Some records
____

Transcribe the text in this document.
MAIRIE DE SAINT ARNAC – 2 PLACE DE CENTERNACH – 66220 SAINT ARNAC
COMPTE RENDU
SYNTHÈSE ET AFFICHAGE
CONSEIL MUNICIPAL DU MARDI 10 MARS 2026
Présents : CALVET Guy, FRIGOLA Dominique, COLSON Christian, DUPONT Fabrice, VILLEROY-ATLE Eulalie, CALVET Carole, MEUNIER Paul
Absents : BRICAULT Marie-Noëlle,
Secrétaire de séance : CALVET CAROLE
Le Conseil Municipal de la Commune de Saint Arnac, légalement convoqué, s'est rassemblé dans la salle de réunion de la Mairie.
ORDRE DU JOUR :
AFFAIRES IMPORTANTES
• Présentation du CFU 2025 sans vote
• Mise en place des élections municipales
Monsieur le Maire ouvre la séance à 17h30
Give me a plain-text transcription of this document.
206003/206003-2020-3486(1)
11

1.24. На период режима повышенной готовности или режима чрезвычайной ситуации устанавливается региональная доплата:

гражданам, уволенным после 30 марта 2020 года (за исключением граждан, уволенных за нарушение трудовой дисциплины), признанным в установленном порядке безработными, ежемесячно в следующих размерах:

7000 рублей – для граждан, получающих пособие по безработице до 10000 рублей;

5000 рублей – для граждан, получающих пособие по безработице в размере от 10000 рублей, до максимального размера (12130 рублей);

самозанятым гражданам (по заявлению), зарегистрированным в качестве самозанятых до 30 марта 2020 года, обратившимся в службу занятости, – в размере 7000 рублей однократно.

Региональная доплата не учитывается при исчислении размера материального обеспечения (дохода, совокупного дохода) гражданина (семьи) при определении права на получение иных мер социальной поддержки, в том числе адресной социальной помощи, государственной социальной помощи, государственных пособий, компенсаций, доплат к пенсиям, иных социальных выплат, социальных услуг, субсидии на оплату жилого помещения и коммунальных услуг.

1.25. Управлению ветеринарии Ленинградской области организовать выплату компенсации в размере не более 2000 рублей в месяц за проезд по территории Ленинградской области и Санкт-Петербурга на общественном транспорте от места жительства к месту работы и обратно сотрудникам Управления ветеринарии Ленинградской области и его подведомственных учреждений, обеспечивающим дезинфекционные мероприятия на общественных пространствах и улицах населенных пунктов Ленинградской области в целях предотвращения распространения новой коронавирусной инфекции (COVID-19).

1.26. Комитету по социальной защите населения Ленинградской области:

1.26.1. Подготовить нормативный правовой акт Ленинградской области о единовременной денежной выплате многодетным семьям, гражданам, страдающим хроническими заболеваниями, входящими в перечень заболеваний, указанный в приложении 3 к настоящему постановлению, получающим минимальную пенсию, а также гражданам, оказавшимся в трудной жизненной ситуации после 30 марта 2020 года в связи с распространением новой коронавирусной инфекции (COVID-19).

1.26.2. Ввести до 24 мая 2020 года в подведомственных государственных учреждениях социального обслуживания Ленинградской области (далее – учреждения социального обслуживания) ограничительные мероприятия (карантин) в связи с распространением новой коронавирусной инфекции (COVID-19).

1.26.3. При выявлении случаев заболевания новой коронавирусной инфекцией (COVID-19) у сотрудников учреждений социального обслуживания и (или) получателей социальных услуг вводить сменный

____

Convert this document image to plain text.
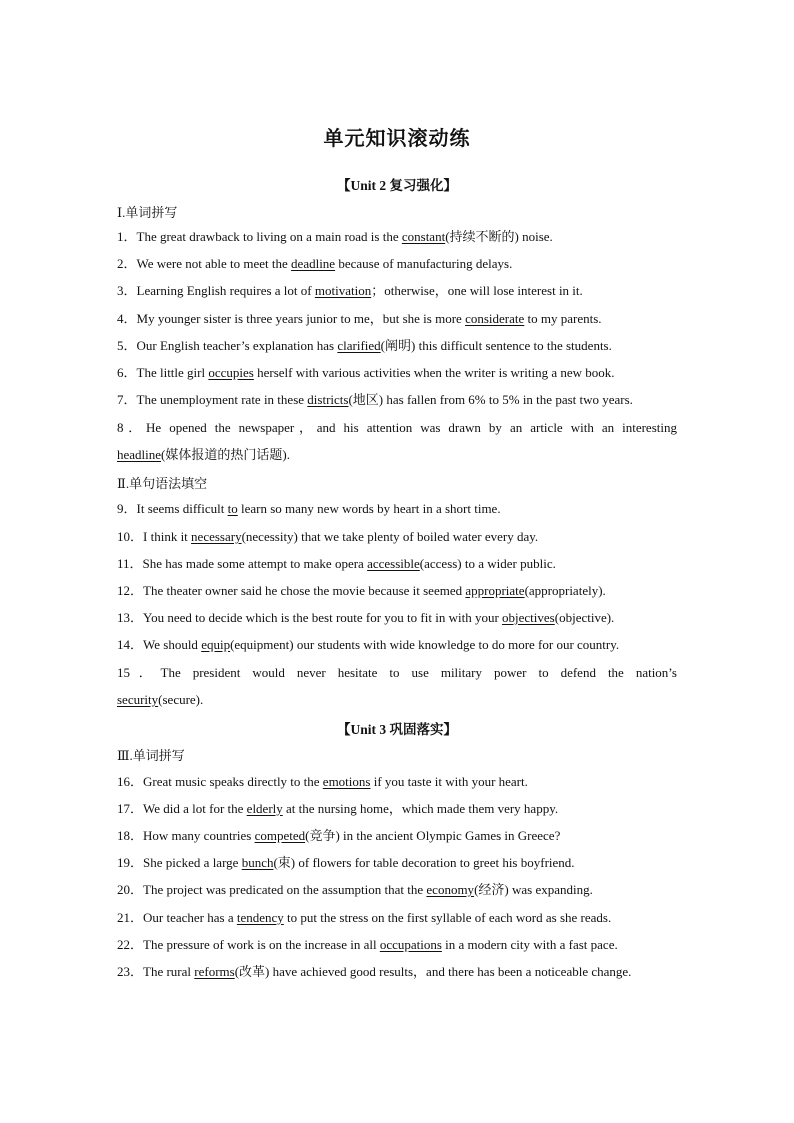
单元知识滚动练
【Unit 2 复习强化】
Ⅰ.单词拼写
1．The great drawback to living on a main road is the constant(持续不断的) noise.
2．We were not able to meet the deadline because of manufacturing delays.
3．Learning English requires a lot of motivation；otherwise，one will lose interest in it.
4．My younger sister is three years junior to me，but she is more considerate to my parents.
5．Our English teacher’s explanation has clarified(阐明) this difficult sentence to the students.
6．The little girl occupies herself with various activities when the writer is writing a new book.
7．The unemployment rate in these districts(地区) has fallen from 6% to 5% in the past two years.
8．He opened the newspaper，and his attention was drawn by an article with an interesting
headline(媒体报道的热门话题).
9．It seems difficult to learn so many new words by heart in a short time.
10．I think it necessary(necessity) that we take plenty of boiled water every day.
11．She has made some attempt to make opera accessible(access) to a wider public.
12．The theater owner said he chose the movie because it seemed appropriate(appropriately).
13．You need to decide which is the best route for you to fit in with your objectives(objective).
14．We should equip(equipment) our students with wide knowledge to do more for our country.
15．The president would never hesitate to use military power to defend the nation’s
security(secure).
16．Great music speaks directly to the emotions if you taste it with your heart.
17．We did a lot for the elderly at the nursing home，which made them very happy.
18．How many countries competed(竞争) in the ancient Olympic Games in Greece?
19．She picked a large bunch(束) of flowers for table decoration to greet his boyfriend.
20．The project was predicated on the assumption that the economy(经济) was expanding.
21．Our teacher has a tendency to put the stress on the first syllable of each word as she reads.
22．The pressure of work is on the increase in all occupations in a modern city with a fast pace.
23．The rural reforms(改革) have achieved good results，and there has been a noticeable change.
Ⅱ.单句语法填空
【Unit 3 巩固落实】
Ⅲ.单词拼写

____

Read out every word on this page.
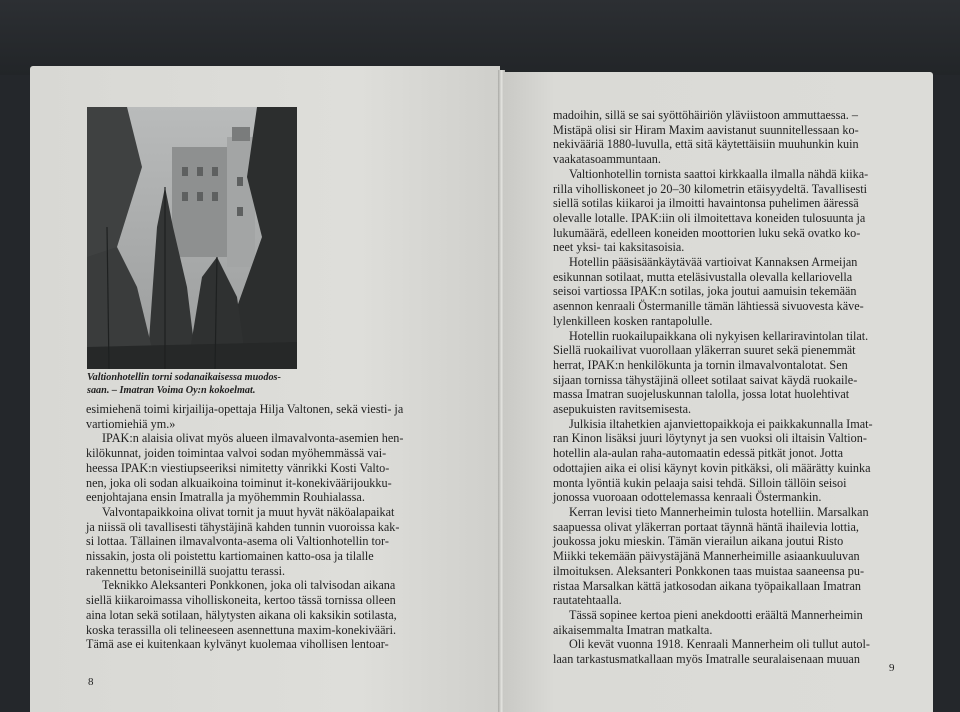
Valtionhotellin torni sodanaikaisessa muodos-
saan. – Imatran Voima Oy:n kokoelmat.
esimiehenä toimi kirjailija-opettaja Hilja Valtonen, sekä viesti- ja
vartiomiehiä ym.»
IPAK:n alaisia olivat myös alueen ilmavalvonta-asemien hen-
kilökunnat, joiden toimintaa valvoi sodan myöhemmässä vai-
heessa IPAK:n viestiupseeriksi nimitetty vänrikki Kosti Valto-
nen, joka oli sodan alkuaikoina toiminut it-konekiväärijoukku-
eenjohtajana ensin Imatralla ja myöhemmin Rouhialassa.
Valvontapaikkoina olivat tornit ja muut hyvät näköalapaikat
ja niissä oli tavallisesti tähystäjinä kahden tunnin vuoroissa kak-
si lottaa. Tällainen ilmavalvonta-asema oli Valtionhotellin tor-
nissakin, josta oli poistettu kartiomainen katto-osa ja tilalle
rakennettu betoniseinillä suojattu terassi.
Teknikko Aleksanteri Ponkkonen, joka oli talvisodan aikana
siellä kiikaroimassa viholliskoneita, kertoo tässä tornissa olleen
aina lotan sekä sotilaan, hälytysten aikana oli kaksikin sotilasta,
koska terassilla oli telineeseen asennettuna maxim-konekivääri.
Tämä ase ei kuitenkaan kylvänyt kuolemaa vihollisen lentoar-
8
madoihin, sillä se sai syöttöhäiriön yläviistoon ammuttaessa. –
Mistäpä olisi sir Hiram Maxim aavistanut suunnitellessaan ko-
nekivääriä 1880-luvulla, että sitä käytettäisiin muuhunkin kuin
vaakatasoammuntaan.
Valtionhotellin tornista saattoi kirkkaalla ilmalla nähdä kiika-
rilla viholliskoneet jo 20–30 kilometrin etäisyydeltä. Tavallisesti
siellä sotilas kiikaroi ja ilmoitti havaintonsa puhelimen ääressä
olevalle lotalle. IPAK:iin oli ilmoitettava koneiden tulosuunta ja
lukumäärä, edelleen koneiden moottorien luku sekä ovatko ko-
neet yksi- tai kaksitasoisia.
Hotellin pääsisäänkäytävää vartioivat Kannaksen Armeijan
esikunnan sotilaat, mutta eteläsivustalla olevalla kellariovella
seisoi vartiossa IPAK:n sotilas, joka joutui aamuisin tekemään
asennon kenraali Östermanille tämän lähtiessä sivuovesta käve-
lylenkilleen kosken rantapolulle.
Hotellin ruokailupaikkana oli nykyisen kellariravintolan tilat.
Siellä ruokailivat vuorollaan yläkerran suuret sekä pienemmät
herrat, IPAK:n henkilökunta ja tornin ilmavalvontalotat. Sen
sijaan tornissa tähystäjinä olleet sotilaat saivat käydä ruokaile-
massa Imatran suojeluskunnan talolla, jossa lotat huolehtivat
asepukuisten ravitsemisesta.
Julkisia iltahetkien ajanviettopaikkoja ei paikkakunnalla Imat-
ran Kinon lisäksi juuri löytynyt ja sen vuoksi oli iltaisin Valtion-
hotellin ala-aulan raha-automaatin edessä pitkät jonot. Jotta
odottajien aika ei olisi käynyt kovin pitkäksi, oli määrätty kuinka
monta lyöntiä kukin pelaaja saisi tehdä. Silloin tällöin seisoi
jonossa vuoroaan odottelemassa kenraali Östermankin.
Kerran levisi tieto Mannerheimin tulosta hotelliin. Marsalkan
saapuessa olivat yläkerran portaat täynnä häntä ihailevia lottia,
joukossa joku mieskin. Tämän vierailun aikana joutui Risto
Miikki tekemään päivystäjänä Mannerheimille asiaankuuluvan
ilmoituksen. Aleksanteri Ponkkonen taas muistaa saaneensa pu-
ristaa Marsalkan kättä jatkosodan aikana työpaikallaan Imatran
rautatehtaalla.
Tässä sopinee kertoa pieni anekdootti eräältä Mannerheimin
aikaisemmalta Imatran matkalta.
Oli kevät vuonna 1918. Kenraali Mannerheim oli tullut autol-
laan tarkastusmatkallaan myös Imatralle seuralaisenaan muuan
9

____

## Stated goal
Search the records above for the string "because". Copy every line that contains it.

## Exercise answer
2．We were not able to meet the deadline because of manufacturing delays.
12．The theater owner said he chose the movie because it seemed appropriate(appropriately).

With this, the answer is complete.